[Quoted text]
--- Start ---

Follow the reluctant adventures in the life of a Welsh astrophysicist sent around the world for some reason, wherein I photograph potatoes and destroy galaxies in the name of science. And don't forget about my website, www.rhysy.net



Friday, 10 January 2014

Dear Peter Jackson

and also Guillermo del Toro and New Line Cinema....

Thanks for making The Lord of the Rings ! Wasn't it just awesome ? Everyone I know thought so. In fact, I think it's pretty tough to find a better movie adaptation of a much-loved book. Like Shary Bobbins, it's practically perfect in every way. No need for me to wax lyrical about this, because the millions of dollars earned (and all those shiny Oscars too) are well-deserved. I hope you all sleep soundly at night on top of a pile of money with many beautiful women, or, possibly, the other way around.

I'm not so sure about The Hobbit though. Now, before we get off on the wrong foot, let me say that I saw both films in the cinema (the second in HFR) and will definitely see the third next year. I may even buy the blu-rays at some point, so you haven't lost a sale here. On the other hand, LOTR was an easy top-of-Christmas-list three years running. So, let me humbly offer a suggestion that I think would make you even more money and make the film even better. It's very simple :

Release a truncated version as well as the special extended editions.

See, isn't that easy ? If you re-release The Hobbit as a single three-hour film, I absolutely promise I will go to the cinema to see it and buy the blu-ray. Because nine hours is just too dang long for a 200-page children's book. I don't want to listen to the dwarfs singing for fifteen minutes while they wash dishes. Or watch some crazy-ass weed-smoking wizard dash through a forest in a rabbit sled. Or even listen to a dwarf-curious sexy "she-elf" prattle on about absolutely nothing for no apparent reason.

A.k.a., "Honestly, there's a dragon later", and, "That's right, there's
 an even longer version ! With 63% more dish washing !"
Not that there isn't much about the films to admire. Casting is decent - Gandalf, well, he's still Ian Mc-frakin' Kellen, so nothing can go wrong there. Bilbo - Martin Freeman will always be Arthur Dent to me, but he does look quite a lot like Ian Holm from the right angle, so that's good. Special effects are solid, even if there's too much CGI and not enough models. Most importantly, I thought the all-important conversations with Smaug scenes were pretty near perfect, and if you'd messed that up then rest assured I'd have let you know.

EDIT : I just thought I'd say a little bit more about how frickin' awesome Smaug is. Also, it would be criminal not to link to his interview with Stephen Colbert. I wish him well in his future career eating T.V. interviewers.

As an aside though, please take note : Smaug is a British dragon, so it's pronounced how it's written - Smaug. As in "Paul", or "maul", or "Gaul". Not Smowg. That would only be the case if Smaug were, in fact, a German woman ("Guten tag, Frau Smaug !"), not a 500ft long British dragon. Hope this helps !

Note the key difference - one hoards gold, while the other - according
to the internet - hoards beer. This makes it easy to tell the two apart.
On the other hand, what was going on with Legolas ? It was fortunate that the character is completely generic, so I could pretend it wasn't Legolas at all, but some other random elf. Later on, it was a good idea to have the dwarfs venture into Smaug's lair to rescue Bilbo, but what was the point of the ridiculously overblown scenes with the forges and the giant molten gold statue ? Or the singing goblins in the first film ? Fortunately, most of these scenes seemed designed to be easily removed later, so hopefully you've already had "my" idea.

--- End ---

[Recorded information]

--- Start ---

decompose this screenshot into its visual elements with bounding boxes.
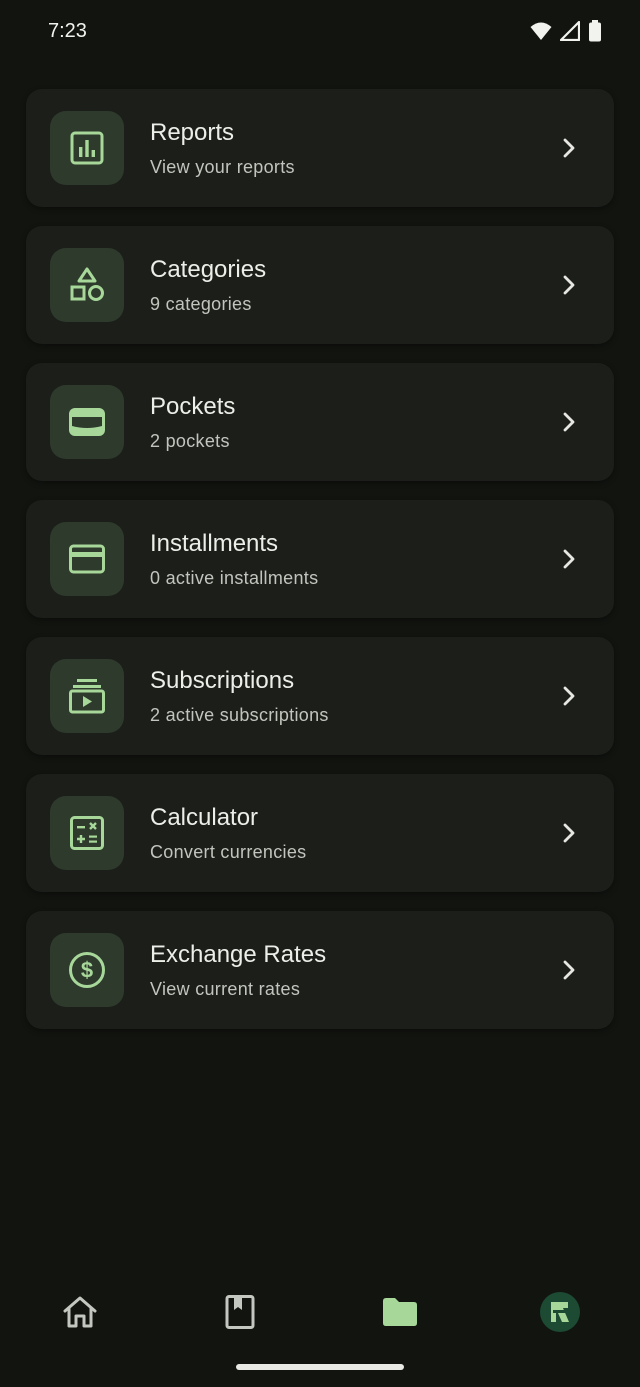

--- End ---

[Set problem] Reproduce the Hobbit blog post between "Follow the reluctant" and "other way around.", inclusive, word for word. The material comes from a separate source.

[Answer to this task]
Follow the reluctant adventures in the life of a Welsh astrophysicist sent around the world for some reason, wherein I photograph potatoes and destroy galaxies in the name of science. And don't forget about my website, www.rhysy.net



Friday, 10 January 2014

Dear Peter Jackson

and also Guillermo del Toro and New Line Cinema....

Thanks for making The Lord of the Rings ! Wasn't it just awesome ? Everyone I know thought so. In fact, I think it's pretty tough to find a better movie adaptation of a much-loved book. Like Shary Bobbins, it's practically perfect in every way. No need for me to wax lyrical about this, because the millions of dollars earned (and all those shiny Oscars too) are well-deserved. I hope you all sleep soundly at night on top of a pile of money with many beautiful women, or, possibly, the other way around.